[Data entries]
__________
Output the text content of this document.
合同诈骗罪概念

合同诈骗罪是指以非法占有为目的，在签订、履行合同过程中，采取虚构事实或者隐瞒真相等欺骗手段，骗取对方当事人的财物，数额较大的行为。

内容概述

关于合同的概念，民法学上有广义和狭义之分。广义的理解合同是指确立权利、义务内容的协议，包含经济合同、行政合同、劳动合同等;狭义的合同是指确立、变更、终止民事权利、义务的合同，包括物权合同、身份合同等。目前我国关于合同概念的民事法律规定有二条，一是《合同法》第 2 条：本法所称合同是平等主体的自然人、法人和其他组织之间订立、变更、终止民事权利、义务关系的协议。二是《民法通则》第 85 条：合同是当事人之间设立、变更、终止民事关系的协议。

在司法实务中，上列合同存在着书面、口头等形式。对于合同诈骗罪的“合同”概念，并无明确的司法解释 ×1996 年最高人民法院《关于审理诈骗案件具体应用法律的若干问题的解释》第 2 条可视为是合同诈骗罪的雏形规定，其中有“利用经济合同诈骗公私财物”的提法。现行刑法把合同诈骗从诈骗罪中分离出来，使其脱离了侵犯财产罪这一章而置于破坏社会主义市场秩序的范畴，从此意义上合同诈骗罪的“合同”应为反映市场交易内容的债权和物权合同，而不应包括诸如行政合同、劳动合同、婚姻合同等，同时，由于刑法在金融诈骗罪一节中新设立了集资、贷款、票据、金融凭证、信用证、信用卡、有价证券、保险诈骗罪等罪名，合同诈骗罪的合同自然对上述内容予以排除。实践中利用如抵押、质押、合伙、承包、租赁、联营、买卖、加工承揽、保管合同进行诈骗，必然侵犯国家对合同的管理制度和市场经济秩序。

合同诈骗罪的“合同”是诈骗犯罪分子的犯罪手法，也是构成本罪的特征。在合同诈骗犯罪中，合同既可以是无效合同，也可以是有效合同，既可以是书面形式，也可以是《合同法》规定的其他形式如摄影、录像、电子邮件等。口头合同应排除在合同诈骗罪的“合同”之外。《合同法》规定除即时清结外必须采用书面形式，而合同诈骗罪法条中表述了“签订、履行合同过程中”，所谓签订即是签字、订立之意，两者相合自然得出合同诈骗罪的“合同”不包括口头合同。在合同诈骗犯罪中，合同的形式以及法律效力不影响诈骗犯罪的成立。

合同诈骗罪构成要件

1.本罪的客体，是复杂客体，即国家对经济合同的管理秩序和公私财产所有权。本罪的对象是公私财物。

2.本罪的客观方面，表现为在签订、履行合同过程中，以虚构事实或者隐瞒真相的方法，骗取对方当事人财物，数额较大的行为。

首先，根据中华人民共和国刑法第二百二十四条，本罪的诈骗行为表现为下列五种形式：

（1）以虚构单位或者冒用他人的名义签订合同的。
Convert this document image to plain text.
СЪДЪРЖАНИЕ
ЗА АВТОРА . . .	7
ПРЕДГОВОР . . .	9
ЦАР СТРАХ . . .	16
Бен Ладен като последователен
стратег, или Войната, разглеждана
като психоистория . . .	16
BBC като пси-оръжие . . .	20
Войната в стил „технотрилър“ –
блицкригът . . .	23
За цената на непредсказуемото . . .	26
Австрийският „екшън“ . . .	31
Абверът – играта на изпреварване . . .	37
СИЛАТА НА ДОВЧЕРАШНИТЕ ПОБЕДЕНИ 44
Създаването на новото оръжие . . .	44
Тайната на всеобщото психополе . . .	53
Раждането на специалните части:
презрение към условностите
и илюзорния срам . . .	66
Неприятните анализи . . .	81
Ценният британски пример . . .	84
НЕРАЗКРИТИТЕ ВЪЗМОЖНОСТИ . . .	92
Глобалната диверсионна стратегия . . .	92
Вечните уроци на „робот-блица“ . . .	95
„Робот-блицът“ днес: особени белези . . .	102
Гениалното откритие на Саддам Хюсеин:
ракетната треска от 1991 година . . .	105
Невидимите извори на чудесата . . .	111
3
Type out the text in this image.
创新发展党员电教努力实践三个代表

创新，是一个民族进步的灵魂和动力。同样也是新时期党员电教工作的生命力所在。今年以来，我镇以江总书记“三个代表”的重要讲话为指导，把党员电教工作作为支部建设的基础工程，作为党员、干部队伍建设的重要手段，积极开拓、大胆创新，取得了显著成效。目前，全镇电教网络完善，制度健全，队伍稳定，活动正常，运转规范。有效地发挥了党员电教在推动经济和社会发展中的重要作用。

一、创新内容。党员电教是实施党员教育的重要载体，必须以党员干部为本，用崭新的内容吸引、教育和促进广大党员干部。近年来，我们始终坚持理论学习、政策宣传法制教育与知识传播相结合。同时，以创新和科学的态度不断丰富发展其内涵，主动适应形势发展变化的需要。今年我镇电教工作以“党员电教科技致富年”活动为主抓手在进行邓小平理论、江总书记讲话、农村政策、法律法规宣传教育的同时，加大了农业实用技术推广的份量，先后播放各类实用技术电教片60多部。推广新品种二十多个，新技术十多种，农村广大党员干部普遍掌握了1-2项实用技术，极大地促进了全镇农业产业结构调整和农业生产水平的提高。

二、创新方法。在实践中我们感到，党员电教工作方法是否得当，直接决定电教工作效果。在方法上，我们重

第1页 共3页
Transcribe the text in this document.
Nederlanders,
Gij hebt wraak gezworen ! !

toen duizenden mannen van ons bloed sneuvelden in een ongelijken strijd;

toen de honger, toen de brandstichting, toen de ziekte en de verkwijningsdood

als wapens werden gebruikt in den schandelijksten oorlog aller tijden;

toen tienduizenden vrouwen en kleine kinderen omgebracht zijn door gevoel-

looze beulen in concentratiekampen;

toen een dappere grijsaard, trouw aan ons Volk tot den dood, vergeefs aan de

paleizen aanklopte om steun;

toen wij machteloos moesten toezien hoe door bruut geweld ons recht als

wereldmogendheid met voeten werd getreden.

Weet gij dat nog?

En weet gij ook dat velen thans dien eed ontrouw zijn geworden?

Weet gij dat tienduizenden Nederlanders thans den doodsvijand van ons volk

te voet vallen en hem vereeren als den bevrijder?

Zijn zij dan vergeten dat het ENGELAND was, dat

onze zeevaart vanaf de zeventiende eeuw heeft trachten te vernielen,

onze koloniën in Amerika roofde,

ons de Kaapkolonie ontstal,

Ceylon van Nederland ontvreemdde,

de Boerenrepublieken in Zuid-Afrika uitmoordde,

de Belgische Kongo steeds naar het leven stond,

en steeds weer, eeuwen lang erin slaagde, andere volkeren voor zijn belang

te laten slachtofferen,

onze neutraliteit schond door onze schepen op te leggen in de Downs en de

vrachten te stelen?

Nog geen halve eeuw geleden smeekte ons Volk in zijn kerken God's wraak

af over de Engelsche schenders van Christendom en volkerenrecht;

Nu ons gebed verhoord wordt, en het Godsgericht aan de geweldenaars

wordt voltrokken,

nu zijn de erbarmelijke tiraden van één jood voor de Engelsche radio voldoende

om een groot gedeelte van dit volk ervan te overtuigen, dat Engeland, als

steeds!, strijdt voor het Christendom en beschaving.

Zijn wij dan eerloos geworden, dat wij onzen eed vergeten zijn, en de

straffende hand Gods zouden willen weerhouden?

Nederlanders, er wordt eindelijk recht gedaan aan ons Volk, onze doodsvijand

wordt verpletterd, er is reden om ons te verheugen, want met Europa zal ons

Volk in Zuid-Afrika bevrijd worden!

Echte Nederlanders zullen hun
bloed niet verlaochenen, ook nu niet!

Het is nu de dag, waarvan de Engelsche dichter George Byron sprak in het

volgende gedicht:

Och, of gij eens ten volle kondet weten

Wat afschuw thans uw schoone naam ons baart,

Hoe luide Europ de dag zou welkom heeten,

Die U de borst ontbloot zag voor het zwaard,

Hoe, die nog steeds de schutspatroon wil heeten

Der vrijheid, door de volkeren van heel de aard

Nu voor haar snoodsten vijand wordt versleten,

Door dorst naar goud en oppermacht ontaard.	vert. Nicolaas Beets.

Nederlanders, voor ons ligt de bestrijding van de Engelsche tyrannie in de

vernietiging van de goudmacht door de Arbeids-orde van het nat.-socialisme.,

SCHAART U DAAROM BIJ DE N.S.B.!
__________
§ **TASK OBJECTIVE**:
Read through the data and copy every line where "bloed" shows up.

§ **ANSWER BELOW**:
toen duizenden mannen van ons bloed sneuvelden in een ongelijken strijd;
bloed niet verlaochenen, ook nu niet!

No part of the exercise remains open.